EXERCISE: Set the listing down unchanged, minus every embedded image.

Entries from a visual dataset:
· · ·
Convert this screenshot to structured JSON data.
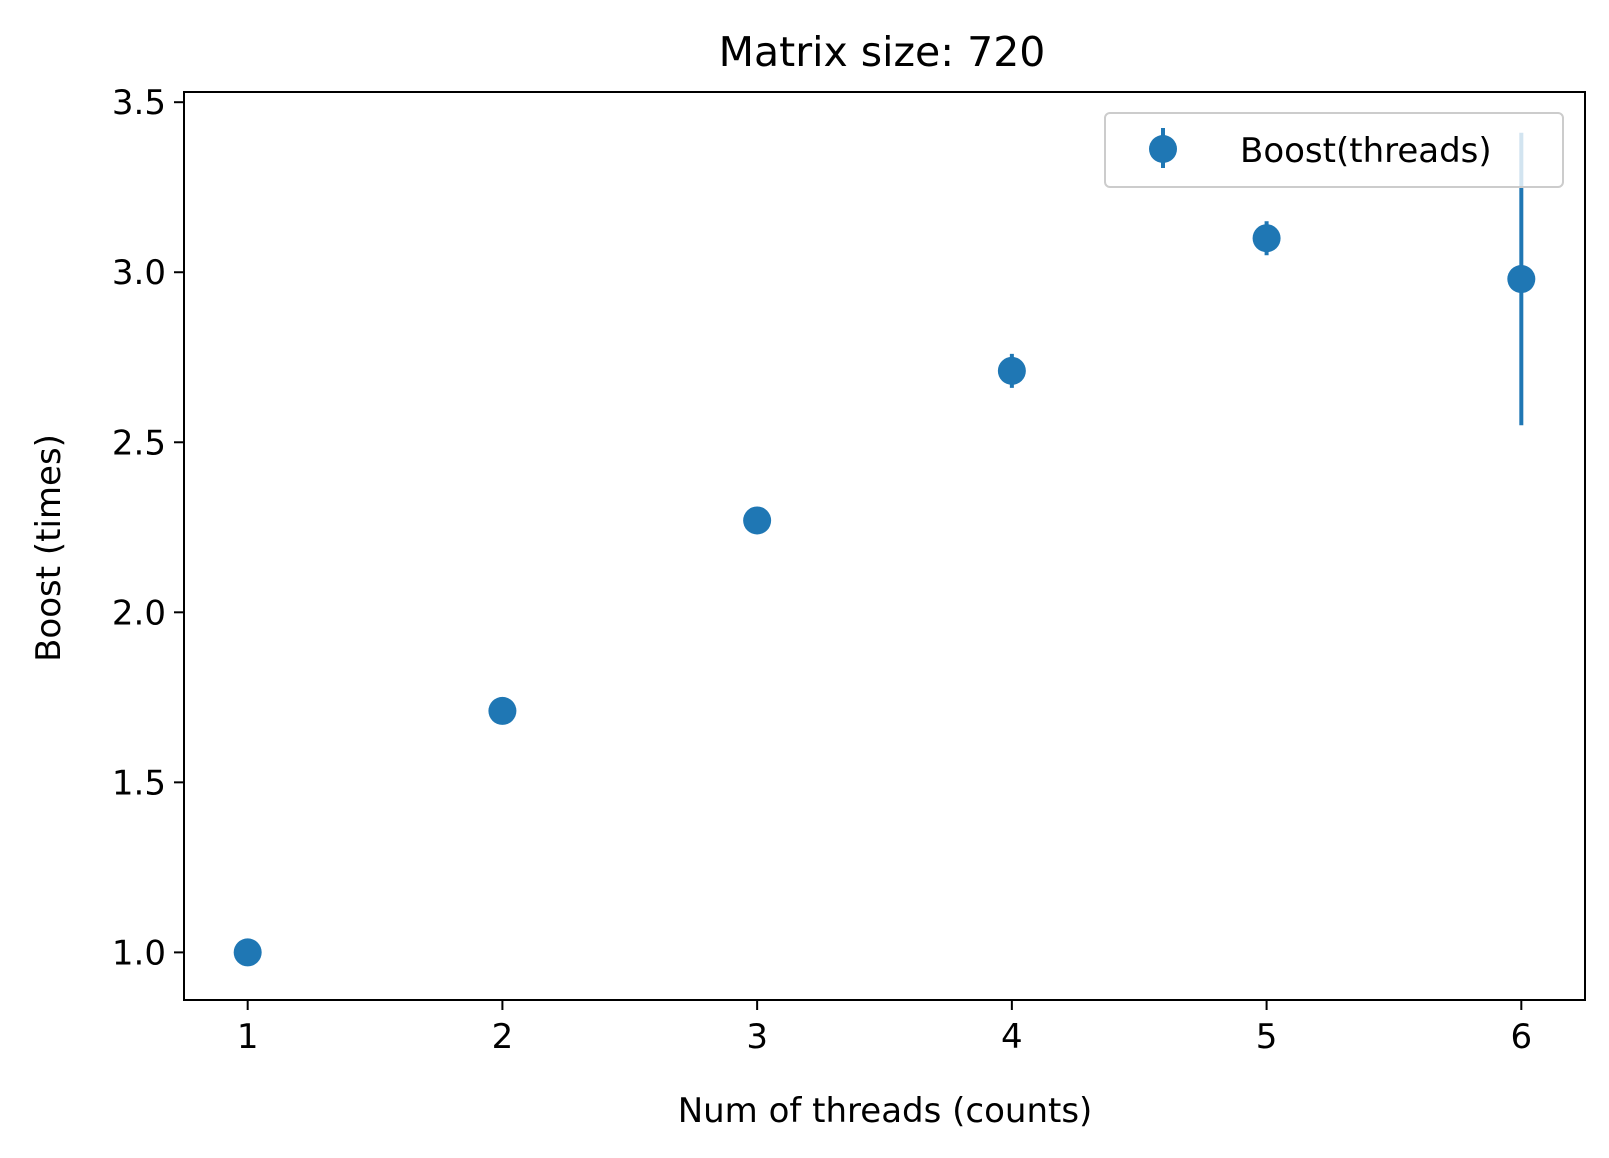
{
  "chart_data": {
    "type": "scatter",
    "title": "Matrix size: 720",
    "xlabel": "Num of threads (counts)",
    "ylabel": "Boost (times)",
    "xlim": [
      0.75,
      6.25
    ],
    "ylim": [
      0.86,
      3.53
    ],
    "xticks": [
      1,
      2,
      3,
      4,
      5,
      6
    ],
    "xtick_labels": [
      "1",
      "2",
      "3",
      "4",
      "5",
      "6"
    ],
    "yticks": [
      1.0,
      1.5,
      2.0,
      2.5,
      3.0,
      3.5
    ],
    "ytick_labels": [
      "1.0",
      "1.5",
      "2.0",
      "2.5",
      "3.0",
      "3.5"
    ],
    "grid": false,
    "legend_position": "top-right",
    "series": [
      {
        "name": "Boost(threads)",
        "color": "#1f77b4",
        "x": [
          1,
          2,
          3,
          4,
          5,
          6
        ],
        "y": [
          1.0,
          1.71,
          2.27,
          2.71,
          3.1,
          2.98
        ],
        "yerr": [
          0.0,
          0.0,
          0.0,
          0.05,
          0.05,
          0.43
        ]
      }
    ]
  }
}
· · ·
EXERCISE ANSWER:
Convert this screenshot to structured JSON data.
{
  "chart_data": {
    "type": "scatter",
    "title": "Matrix size: 720",
    "xlabel": "Num of threads (counts)",
    "ylabel": "Boost (times)",
    "xlim": [
      0.75,
      6.25
    ],
    "ylim": [
      0.86,
      3.53
    ],
    "xticks": [
      1,
      2,
      3,
      4,
      5,
      6
    ],
    "xtick_labels": [
      "1",
      "2",
      "3",
      "4",
      "5",
      "6"
    ],
    "yticks": [
      1.0,
      1.5,
      2.0,
      2.5,
      3.0,
      3.5
    ],
    "ytick_labels": [
      "1.0",
      "1.5",
      "2.0",
      "2.5",
      "3.0",
      "3.5"
    ],
    "grid": false,
    "legend_position": "top-right",
    "series": [
      {
        "name": "Boost(threads)",
        "color": "#1f77b4",
        "x": [
          1,
          2,
          3,
          4,
          5,
          6
        ],
        "y": [
          1.0,
          1.71,
          2.27,
          2.71,
          3.1,
          2.98
        ],
        "yerr": [
          0.0,
          0.0,
          0.0,
          0.05,
          0.05,
          0.43
        ]
      }
    ]
  }
}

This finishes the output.